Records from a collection
────────

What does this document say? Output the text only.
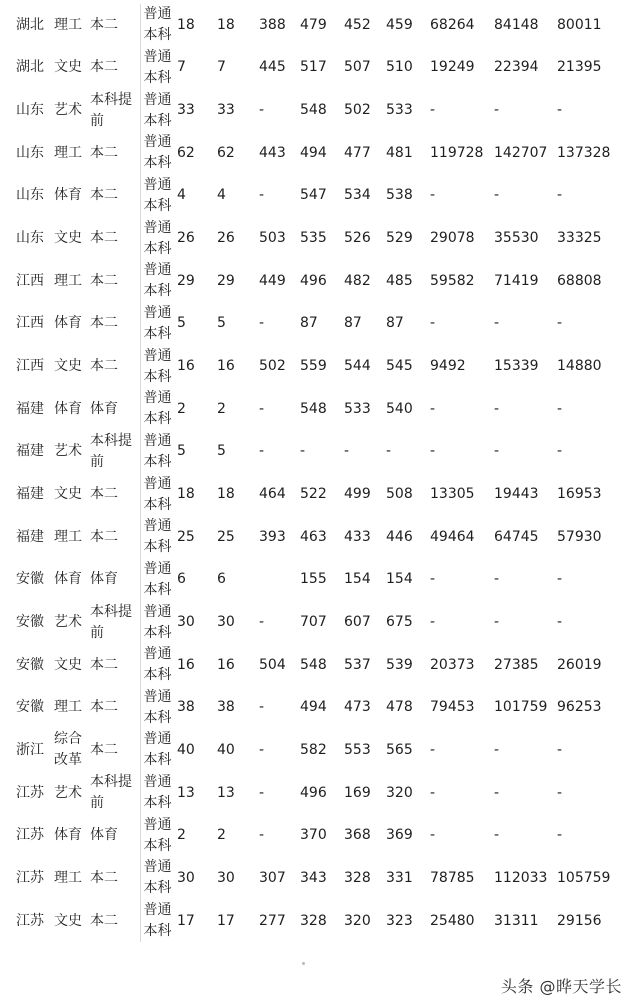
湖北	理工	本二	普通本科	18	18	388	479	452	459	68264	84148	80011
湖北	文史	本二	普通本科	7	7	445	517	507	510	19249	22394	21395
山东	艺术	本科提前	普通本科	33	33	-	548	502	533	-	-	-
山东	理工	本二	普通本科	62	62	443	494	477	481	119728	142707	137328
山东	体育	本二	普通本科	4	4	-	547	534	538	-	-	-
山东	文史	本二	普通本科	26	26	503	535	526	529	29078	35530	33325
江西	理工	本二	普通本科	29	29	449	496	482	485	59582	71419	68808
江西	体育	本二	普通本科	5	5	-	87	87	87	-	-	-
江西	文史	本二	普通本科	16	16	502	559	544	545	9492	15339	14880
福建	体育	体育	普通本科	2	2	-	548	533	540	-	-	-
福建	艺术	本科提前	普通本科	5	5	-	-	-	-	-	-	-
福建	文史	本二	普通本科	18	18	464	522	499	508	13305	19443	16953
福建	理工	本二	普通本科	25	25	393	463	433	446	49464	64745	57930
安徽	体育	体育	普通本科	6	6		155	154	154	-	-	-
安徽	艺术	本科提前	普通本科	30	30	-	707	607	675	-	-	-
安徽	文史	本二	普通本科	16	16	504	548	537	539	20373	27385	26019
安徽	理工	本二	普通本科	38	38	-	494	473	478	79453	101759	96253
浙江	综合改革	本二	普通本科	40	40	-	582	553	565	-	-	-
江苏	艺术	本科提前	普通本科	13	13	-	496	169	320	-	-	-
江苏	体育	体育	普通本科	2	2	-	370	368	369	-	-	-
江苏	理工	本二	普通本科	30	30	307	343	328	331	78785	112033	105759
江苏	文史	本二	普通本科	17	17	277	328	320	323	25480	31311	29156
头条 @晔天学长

────────

**Directive:** Return every line from the records above that holds the word "本科提前".

**Worked solution:**
山东	艺术	本科提前	普通本科	33	33	-	548	502	533	-	-	-
福建	艺术	本科提前	普通本科	5	5	-	-	-	-	-	-	-
安徽	艺术	本科提前	普通本科	30	30	-	707	607	675	-	-	-
江苏	艺术	本科提前	普通本科	13	13	-	496	169	320	-	-	-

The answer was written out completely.